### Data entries

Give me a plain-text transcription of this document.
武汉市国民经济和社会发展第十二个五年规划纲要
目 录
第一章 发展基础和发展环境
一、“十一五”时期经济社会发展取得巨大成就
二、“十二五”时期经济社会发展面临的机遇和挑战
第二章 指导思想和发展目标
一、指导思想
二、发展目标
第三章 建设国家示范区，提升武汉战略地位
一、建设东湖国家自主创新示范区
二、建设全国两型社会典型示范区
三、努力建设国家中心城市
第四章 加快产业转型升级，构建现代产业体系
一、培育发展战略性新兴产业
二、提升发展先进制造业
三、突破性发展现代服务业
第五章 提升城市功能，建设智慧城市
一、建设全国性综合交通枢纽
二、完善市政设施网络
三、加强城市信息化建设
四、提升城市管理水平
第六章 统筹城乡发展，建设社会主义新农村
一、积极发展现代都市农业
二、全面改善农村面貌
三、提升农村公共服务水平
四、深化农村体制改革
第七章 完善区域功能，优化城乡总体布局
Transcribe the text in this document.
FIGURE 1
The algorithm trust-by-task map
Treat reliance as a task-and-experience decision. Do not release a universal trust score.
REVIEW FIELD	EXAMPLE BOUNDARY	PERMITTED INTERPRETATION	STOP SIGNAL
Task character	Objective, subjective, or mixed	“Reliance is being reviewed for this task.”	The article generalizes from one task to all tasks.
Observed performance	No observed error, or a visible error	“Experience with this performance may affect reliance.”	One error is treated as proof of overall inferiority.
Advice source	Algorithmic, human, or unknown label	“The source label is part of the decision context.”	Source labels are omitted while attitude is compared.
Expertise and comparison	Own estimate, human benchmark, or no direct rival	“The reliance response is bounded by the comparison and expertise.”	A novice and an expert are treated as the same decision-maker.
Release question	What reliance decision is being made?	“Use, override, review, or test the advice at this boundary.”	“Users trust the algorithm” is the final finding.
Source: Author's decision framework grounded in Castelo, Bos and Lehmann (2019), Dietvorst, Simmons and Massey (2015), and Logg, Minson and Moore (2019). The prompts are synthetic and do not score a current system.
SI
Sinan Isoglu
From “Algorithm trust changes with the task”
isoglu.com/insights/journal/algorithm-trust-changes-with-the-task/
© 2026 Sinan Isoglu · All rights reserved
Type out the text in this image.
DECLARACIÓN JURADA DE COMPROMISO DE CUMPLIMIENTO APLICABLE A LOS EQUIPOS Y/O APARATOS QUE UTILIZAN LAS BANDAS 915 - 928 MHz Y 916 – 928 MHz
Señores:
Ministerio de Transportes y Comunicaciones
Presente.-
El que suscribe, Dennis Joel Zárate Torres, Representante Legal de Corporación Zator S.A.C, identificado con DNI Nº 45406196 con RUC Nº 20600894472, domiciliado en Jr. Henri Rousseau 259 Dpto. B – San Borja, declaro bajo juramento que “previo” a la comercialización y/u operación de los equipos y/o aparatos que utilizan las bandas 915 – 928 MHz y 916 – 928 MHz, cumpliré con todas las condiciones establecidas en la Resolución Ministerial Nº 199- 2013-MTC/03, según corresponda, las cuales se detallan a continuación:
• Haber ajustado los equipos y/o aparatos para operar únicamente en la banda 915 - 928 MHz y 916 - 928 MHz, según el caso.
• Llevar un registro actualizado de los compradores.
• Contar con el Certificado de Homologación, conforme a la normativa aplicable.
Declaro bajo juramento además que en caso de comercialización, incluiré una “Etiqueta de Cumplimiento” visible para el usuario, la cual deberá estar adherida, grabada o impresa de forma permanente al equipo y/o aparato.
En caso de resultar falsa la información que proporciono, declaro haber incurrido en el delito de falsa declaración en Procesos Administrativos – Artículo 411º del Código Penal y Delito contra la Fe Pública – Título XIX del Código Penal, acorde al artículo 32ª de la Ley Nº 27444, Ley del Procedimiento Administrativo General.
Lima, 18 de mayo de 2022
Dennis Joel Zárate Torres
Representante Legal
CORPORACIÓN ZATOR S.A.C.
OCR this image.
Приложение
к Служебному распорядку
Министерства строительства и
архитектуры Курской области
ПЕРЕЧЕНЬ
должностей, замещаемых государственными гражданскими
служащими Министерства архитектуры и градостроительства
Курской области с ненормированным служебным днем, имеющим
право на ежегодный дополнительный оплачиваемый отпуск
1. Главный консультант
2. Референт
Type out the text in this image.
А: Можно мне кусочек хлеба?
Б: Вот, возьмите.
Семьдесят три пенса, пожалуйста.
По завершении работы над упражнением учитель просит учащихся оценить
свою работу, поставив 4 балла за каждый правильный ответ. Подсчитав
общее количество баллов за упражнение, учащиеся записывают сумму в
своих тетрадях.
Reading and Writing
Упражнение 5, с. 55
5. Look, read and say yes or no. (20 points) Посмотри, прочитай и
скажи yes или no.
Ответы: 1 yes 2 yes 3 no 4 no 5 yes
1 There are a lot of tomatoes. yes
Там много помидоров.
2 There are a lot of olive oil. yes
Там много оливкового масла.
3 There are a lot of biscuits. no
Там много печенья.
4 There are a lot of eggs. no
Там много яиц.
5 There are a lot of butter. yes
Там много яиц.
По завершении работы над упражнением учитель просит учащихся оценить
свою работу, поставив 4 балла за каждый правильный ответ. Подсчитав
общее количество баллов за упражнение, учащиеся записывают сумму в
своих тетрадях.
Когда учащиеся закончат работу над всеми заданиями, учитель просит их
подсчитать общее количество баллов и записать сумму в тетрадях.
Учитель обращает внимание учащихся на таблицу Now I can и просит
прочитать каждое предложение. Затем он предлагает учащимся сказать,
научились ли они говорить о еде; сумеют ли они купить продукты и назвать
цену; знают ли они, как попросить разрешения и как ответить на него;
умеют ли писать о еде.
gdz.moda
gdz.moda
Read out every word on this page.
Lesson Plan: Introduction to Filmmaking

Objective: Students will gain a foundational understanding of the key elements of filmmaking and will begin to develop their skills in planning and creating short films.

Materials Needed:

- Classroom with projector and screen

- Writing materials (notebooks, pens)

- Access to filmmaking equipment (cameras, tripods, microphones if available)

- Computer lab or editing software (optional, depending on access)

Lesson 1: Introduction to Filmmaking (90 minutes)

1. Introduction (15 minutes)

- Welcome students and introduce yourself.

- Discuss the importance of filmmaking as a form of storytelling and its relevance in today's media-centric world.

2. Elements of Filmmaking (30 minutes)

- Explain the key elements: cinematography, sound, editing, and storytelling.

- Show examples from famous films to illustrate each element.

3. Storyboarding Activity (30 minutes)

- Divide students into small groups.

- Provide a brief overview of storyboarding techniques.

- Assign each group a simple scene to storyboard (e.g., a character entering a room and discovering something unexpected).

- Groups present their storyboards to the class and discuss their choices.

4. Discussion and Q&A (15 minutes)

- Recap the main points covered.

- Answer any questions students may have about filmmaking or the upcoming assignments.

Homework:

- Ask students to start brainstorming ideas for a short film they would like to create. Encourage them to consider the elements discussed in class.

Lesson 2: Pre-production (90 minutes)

### Set exercise
Which lines hold the word "visible"? Copy every one of them.

### Finished task
Observed performance	No observed error, or a visible error	“Experience with this performance may affect reliance.”	One error is treated as proof of overall inferiority.
Declaro bajo juramento además que en caso de comercialización, incluiré una “Etiqueta de Cumplimiento” visible para el usuario, la cual deberá estar adherida, grabada o impresa de forma permanente al equipo y/o aparato.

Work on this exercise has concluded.